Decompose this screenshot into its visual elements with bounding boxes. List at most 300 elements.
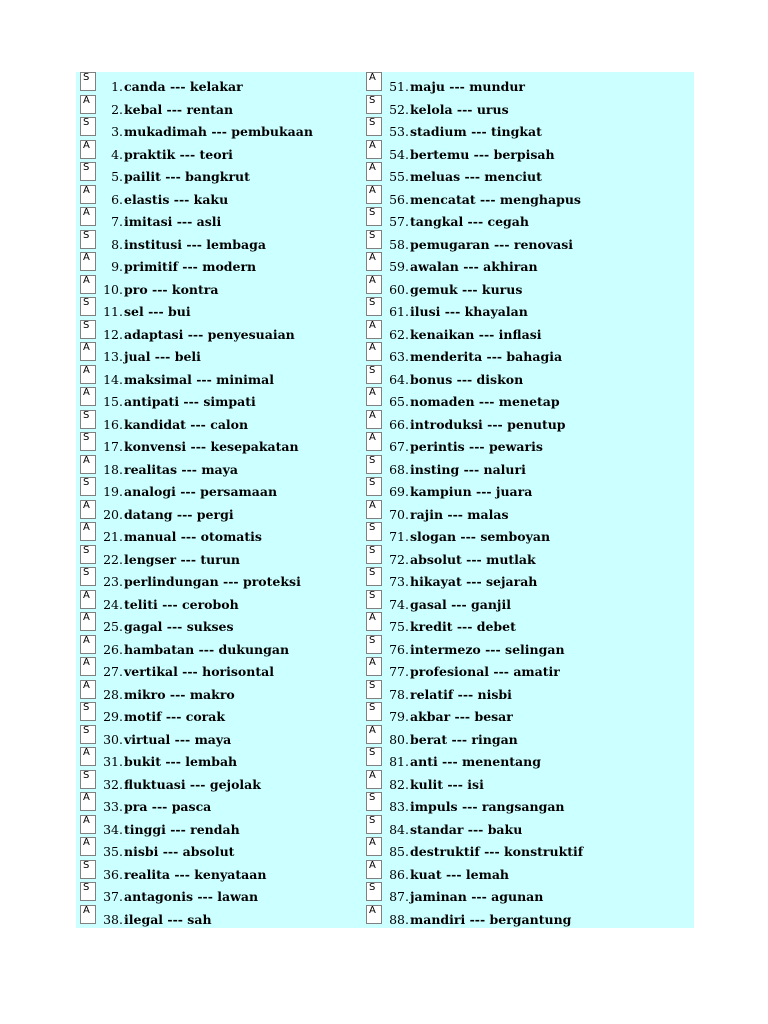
word-pair: impuls --- rangsangan: [410, 799, 565, 814]
list-item: [80, 117, 380, 140]
item-number: 7.: [111, 214, 123, 229]
word-pair: kampiun --- juara: [410, 484, 533, 499]
word-pair: nomaden --- menetap: [410, 394, 560, 409]
word-pair: kulit --- isi: [410, 776, 484, 792]
list-item: [366, 657, 666, 680]
answer-field[interactable]: S: [366, 680, 382, 699]
answer-field[interactable]: A: [366, 72, 382, 91]
list-item: [366, 567, 666, 590]
item-number: 71.: [389, 529, 409, 544]
list-item: [80, 590, 380, 613]
list-item: [80, 747, 380, 770]
word-pair: praktik --- teori: [124, 146, 233, 162]
answer-field[interactable]: A: [366, 770, 382, 789]
word-pair: perintis --- pewaris: [410, 439, 543, 454]
answer-field[interactable]: A: [80, 747, 96, 766]
word-pair: mandiri --- bergantung: [410, 911, 572, 927]
word-pair: maju --- mundur: [410, 79, 526, 94]
answer-field[interactable]: S: [366, 635, 382, 654]
answer-field[interactable]: A: [80, 185, 96, 204]
item-number: 61.: [389, 304, 409, 319]
item-number: 16.: [103, 416, 123, 432]
answer-field[interactable]: S: [80, 117, 96, 136]
answer-field[interactable]: A: [80, 275, 96, 294]
word-pair: jaminan --- agunan: [410, 889, 544, 904]
list-item: [80, 635, 380, 658]
answer-field[interactable]: S: [80, 860, 96, 879]
item-number: 14.: [103, 371, 123, 387]
list-item: [366, 702, 666, 725]
item-number: 12.: [103, 326, 123, 342]
item-number: 10.: [103, 281, 123, 297]
answer-field[interactable]: S: [366, 590, 382, 609]
answer-field[interactable]: A: [366, 275, 382, 294]
list-item: [80, 680, 380, 703]
list-item: [366, 545, 666, 568]
word-pair: kelola --- urus: [410, 101, 509, 117]
item-number: 88.: [389, 911, 409, 927]
item-number: 11.: [103, 304, 123, 319]
list-item: [80, 275, 380, 298]
list-item: [366, 680, 666, 703]
item-number: 72.: [389, 551, 409, 567]
list-item: [366, 365, 666, 388]
answer-field[interactable]: A: [80, 635, 96, 654]
word-pair: mencatat --- menghapus: [410, 191, 581, 207]
list-item: [366, 275, 666, 298]
word-pair: pro --- kontra: [124, 281, 219, 297]
item-number: 69.: [389, 484, 409, 499]
list-item: [366, 387, 666, 410]
word-pair: imitasi --- asli: [124, 214, 222, 229]
list-item: [80, 500, 380, 523]
item-number: 67.: [389, 439, 409, 454]
word-pair: tinggi --- rendah: [124, 821, 240, 837]
item-number: 53.: [389, 124, 409, 139]
answer-field[interactable]: A: [80, 657, 96, 676]
list-item: [80, 410, 380, 433]
word-pair: intermezo --- selingan: [410, 641, 565, 657]
answer-field[interactable]: S: [80, 162, 96, 181]
word-pair: analogi --- persamaan: [124, 484, 278, 499]
answer-field[interactable]: S: [366, 522, 382, 541]
answer-field[interactable]: S: [80, 320, 96, 339]
item-number: 59.: [389, 259, 409, 274]
answer-field[interactable]: A: [80, 815, 96, 834]
item-number: 38.: [103, 911, 123, 927]
word-pair: sel --- bui: [124, 304, 191, 319]
item-number: 63.: [389, 349, 409, 364]
answer-field[interactable]: A: [80, 455, 96, 474]
word-pair: insting --- naluri: [410, 461, 526, 477]
item-number: 62.: [389, 326, 409, 342]
list-item: [366, 635, 666, 658]
list-item: [80, 567, 380, 590]
item-number: 56.: [389, 191, 409, 207]
answer-field[interactable]: S: [80, 770, 96, 789]
answer-field[interactable]: A: [80, 500, 96, 519]
list-item: [80, 882, 380, 905]
item-number: 34.: [103, 821, 123, 837]
word-pair: antagonis --- lawan: [124, 889, 259, 904]
list-item: [366, 882, 666, 905]
item-number: 52.: [389, 101, 409, 117]
list-item: [366, 522, 666, 545]
item-number: 84.: [389, 821, 409, 837]
word-pair: datang --- pergi: [124, 506, 234, 522]
answer-field[interactable]: S: [366, 297, 382, 316]
word-pair: gemuk --- kurus: [410, 281, 523, 297]
answer-field[interactable]: A: [366, 860, 382, 879]
word-pair: ilegal --- sah: [124, 911, 212, 927]
item-number: 24.: [103, 596, 123, 612]
answer-field[interactable]: A: [80, 252, 96, 271]
word-pair: gasal --- ganjil: [410, 596, 511, 612]
list-item: [80, 455, 380, 478]
list-item: [80, 612, 380, 635]
word-pair: destruktif --- konstruktif: [410, 844, 584, 859]
list-item: [366, 500, 666, 523]
list-item: [366, 432, 666, 455]
answer-field[interactable]: A: [366, 905, 382, 924]
word-pair: ilusi --- khayalan: [410, 304, 528, 319]
word-pair: vertikal --- horisontal: [124, 664, 274, 679]
word-pair: berat --- ringan: [410, 731, 518, 747]
answer-field[interactable]: A: [366, 725, 382, 744]
list-item: [366, 860, 666, 883]
list-item: [366, 612, 666, 635]
item-number: 77.: [389, 664, 409, 679]
item-number: 86.: [389, 866, 409, 882]
word-pair: hikayat --- sejarah: [410, 574, 538, 589]
item-number: 29.: [103, 709, 123, 724]
item-number: 6.: [111, 191, 123, 207]
item-number: 55.: [389, 169, 409, 184]
word-pair: manual --- otomatis: [124, 529, 262, 544]
answer-field[interactable]: S: [366, 882, 382, 901]
answer-field[interactable]: A: [80, 342, 96, 361]
answer-field[interactable]: A: [80, 522, 96, 541]
answer-field[interactable]: S: [366, 815, 382, 834]
answer-field[interactable]: S: [366, 230, 382, 249]
item-number: 31.: [103, 754, 123, 769]
worksheet-panel: [76, 72, 694, 928]
answer-field[interactable]: S: [366, 792, 382, 811]
word-pair: meluas --- menciut: [410, 169, 542, 184]
word-pair: relatif --- nisbi: [410, 686, 512, 702]
item-number: 15.: [103, 394, 123, 409]
answer-field[interactable]: A: [80, 387, 96, 406]
answer-field[interactable]: S: [366, 567, 382, 586]
word-pair: virtual --- maya: [124, 731, 232, 747]
item-number: 32.: [103, 776, 123, 792]
list-item: [366, 770, 666, 793]
word-pair: teliti --- ceroboh: [124, 596, 239, 612]
list-item: [366, 410, 666, 433]
answer-field[interactable]: S: [366, 545, 382, 564]
item-number: 58.: [389, 236, 409, 252]
answer-field[interactable]: S: [80, 410, 96, 429]
list-item: [366, 747, 666, 770]
list-item: [80, 95, 380, 118]
answer-field[interactable]: S: [366, 747, 382, 766]
answer-field[interactable]: A: [80, 837, 96, 856]
list-item: [80, 72, 380, 95]
list-item: [366, 297, 666, 320]
list-item: [80, 522, 380, 545]
item-number: 9.: [111, 259, 123, 274]
word-pair: kandidat --- calon: [124, 416, 249, 432]
word-pair: kenaikan --- inflasi: [410, 326, 542, 342]
item-number: 1.: [111, 79, 123, 94]
list-item: [366, 342, 666, 365]
word-pair: canda --- kelakar: [124, 79, 243, 94]
item-number: 27.: [103, 664, 123, 679]
item-number: 87.: [389, 889, 409, 904]
list-item: [366, 185, 666, 208]
item-number: 28.: [103, 686, 123, 702]
item-number: 20.: [103, 506, 123, 522]
word-pair: bukit --- lembah: [124, 754, 238, 769]
item-number: 54.: [389, 146, 409, 162]
list-item: [366, 477, 666, 500]
list-item: [80, 702, 380, 725]
item-number: 70.: [389, 506, 409, 522]
item-number: 17.: [103, 439, 123, 454]
answer-field[interactable]: S: [80, 230, 96, 249]
list-item: [366, 230, 666, 253]
list-item: [80, 837, 380, 860]
list-item: [80, 387, 380, 410]
item-number: 79.: [389, 709, 409, 724]
item-number: 36.: [103, 866, 123, 882]
word-pair: maksimal --- minimal: [124, 371, 274, 387]
list-item: [80, 860, 380, 883]
word-pair: adaptasi --- penyesuaian: [124, 326, 295, 342]
word-pair: slogan --- semboyan: [410, 529, 551, 544]
item-number: 2.: [111, 101, 123, 117]
word-pair: mukadimah --- pembukaan: [124, 124, 313, 139]
list-item: [366, 590, 666, 613]
answer-field[interactable]: A: [80, 365, 96, 384]
item-number: 33.: [103, 799, 123, 814]
word-pair: elastis --- kaku: [124, 191, 229, 207]
item-number: 81.: [389, 754, 409, 769]
item-number: 57.: [389, 214, 409, 229]
word-pair: bertemu --- berpisah: [410, 146, 555, 162]
word-pair: kuat --- lemah: [410, 866, 510, 882]
item-number: 78.: [389, 686, 409, 702]
item-number: 76.: [389, 641, 409, 657]
item-number: 13.: [103, 349, 123, 364]
word-pair: bonus --- diskon: [410, 371, 524, 387]
word-pair: stadium --- tingkat: [410, 124, 542, 139]
item-number: 22.: [103, 551, 123, 567]
word-pair: realitas --- maya: [124, 461, 239, 477]
item-number: 85.: [389, 844, 409, 859]
list-item: [80, 207, 380, 230]
word-pair: introduksi --- penutup: [410, 416, 566, 432]
word-pair: pra --- pasca: [124, 799, 212, 814]
answer-field[interactable]: S: [80, 297, 96, 316]
item-number: 18.: [103, 461, 123, 477]
answer-field[interactable]: S: [80, 432, 96, 451]
answer-field[interactable]: A: [366, 612, 382, 631]
answer-field[interactable]: A: [366, 657, 382, 676]
list-item: [80, 657, 380, 680]
answer-field[interactable]: S: [80, 725, 96, 744]
word-pair: primitif --- modern: [124, 259, 257, 274]
list-item: [80, 185, 380, 208]
answer-field[interactable]: S: [80, 567, 96, 586]
item-number: 75.: [389, 619, 409, 634]
item-number: 25.: [103, 619, 123, 634]
item-number: 3.: [111, 124, 123, 139]
item-number: 83.: [389, 799, 409, 814]
list-item: [366, 72, 666, 95]
item-number: 65.: [389, 394, 409, 409]
item-number: 60.: [389, 281, 409, 297]
list-item: [80, 725, 380, 748]
word-pair: perlindungan --- proteksi: [124, 574, 301, 589]
list-item: [80, 432, 380, 455]
answer-field[interactable]: S: [366, 95, 382, 114]
list-item: [366, 207, 666, 230]
list-item: [366, 95, 666, 118]
list-item: [80, 162, 380, 185]
answer-field[interactable]: A: [366, 837, 382, 856]
list-item: [366, 792, 666, 815]
word-pair: tangkal --- cegah: [410, 214, 529, 229]
word-pair: akbar --- besar: [410, 709, 513, 724]
answer-field[interactable]: A: [80, 590, 96, 609]
item-number: 30.: [103, 731, 123, 747]
item-number: 4.: [111, 146, 123, 162]
word-pair: fluktuasi --- gejolak: [124, 776, 261, 792]
item-number: 21.: [103, 529, 123, 544]
answer-field[interactable]: S: [366, 117, 382, 136]
item-number: 66.: [389, 416, 409, 432]
word-pair: pailit --- bangkrut: [124, 169, 250, 184]
answer-field[interactable]: S: [366, 365, 382, 384]
list-item: [366, 837, 666, 860]
word-pair: profesional --- amatir: [410, 664, 560, 679]
list-item: [80, 230, 380, 253]
answer-field[interactable]: A: [366, 500, 382, 519]
list-item: [366, 140, 666, 163]
word-pair: rajin --- malas: [410, 506, 509, 522]
word-pair: antipati --- simpati: [124, 394, 256, 409]
list-item: [80, 297, 380, 320]
item-number: 37.: [103, 889, 123, 904]
answer-field[interactable]: A: [80, 207, 96, 226]
answer-field[interactable]: A: [366, 432, 382, 451]
answer-field[interactable]: S: [80, 545, 96, 564]
answer-field[interactable]: A: [366, 320, 382, 339]
word-pair: jual --- beli: [124, 349, 201, 364]
answer-field[interactable]: A: [366, 410, 382, 429]
word-pair: hambatan --- dukungan: [124, 641, 290, 657]
list-item: [80, 770, 380, 793]
item-number: 74.: [389, 596, 409, 612]
answer-field[interactable]: A: [80, 140, 96, 159]
word-pair: realita --- kenyataan: [124, 866, 267, 882]
item-number: 80.: [389, 731, 409, 747]
list-item: [366, 117, 666, 140]
answer-field[interactable]: S: [366, 207, 382, 226]
item-number: 68.: [389, 461, 409, 477]
answer-field[interactable]: A: [366, 140, 382, 159]
item-number: 51.: [389, 79, 409, 94]
word-pair: institusi --- lembaga: [124, 236, 266, 252]
answer-field[interactable]: S: [80, 702, 96, 721]
item-number: 26.: [103, 641, 123, 657]
answer-field[interactable]: A: [366, 162, 382, 181]
list-item: [80, 792, 380, 815]
answer-field[interactable]: A: [80, 680, 96, 699]
list-item: [366, 252, 666, 275]
answer-field[interactable]: A: [366, 387, 382, 406]
list-item: [80, 905, 380, 928]
item-number: 82.: [389, 776, 409, 792]
answer-field[interactable]: A: [366, 252, 382, 271]
item-number: 19.: [103, 484, 123, 499]
list-item: [366, 725, 666, 748]
answer-field[interactable]: S: [366, 702, 382, 721]
list-item: [366, 320, 666, 343]
list-item: [80, 140, 380, 163]
list-item: [80, 342, 380, 365]
item-number: 73.: [389, 574, 409, 589]
answer-field[interactable]: S: [80, 882, 96, 901]
word-pair: gagal --- sukses: [124, 619, 234, 634]
answer-field[interactable]: S: [80, 72, 96, 91]
answer-field[interactable]: S: [80, 477, 96, 496]
word-pair: kredit --- debet: [410, 619, 516, 634]
word-pair: anti --- menentang: [410, 754, 541, 769]
list-item: [366, 162, 666, 185]
answer-field[interactable]: A: [366, 342, 382, 361]
item-number: 64.: [389, 371, 409, 387]
answer-field[interactable]: S: [366, 455, 382, 474]
answer-field[interactable]: S: [366, 477, 382, 496]
list-item: [80, 477, 380, 500]
item-number: 23.: [103, 574, 123, 589]
list-item: [80, 252, 380, 275]
item-number: 35.: [103, 844, 123, 859]
word-pair: pemugaran --- renovasi: [410, 236, 574, 252]
answer-field[interactable]: A: [366, 185, 382, 204]
answer-field[interactable]: A: [80, 612, 96, 631]
list-item: [366, 815, 666, 838]
word-pair: konvensi --- kesepakatan: [124, 439, 299, 454]
item-number: 8.: [111, 236, 123, 252]
item-number: 5.: [111, 169, 123, 184]
word-pair: kebal --- rentan: [124, 101, 234, 117]
word-pair: nisbi --- absolut: [124, 844, 235, 859]
answer-field[interactable]: A: [80, 905, 96, 924]
word-pair: standar --- baku: [410, 821, 523, 837]
word-pair: lengser --- turun: [124, 551, 240, 567]
word-pair: awalan --- akhiran: [410, 259, 538, 274]
list-item: [80, 320, 380, 343]
list-item: [366, 455, 666, 478]
answer-field[interactable]: A: [80, 95, 96, 114]
answer-field[interactable]: A: [80, 792, 96, 811]
list-item: [80, 365, 380, 388]
word-pair: absolut --- mutlak: [410, 551, 536, 567]
list-item: [80, 815, 380, 838]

━━━━━━

Work instructions >> Can you lay out the data from the line with "word-pair: impuls --- rangsangan: [410, 799, 565, 814]" through the line with "list-item: [366, 657, 666, 680]", both included, as a numbered list with blank lines omitted?

Response to the exercise >>
1. word-pair: impuls --- rangsangan: [410, 799, 565, 814]
2. list-item: [80, 117, 380, 140]
3. item-number: 7.: [111, 214, 123, 229]
4. word-pair: kampiun --- juara: [410, 484, 533, 499]
5. word-pair: nomaden --- menetap: [410, 394, 560, 409]
6. word-pair: kulit --- isi: [410, 776, 484, 792]
7. list-item: [366, 657, 666, 680]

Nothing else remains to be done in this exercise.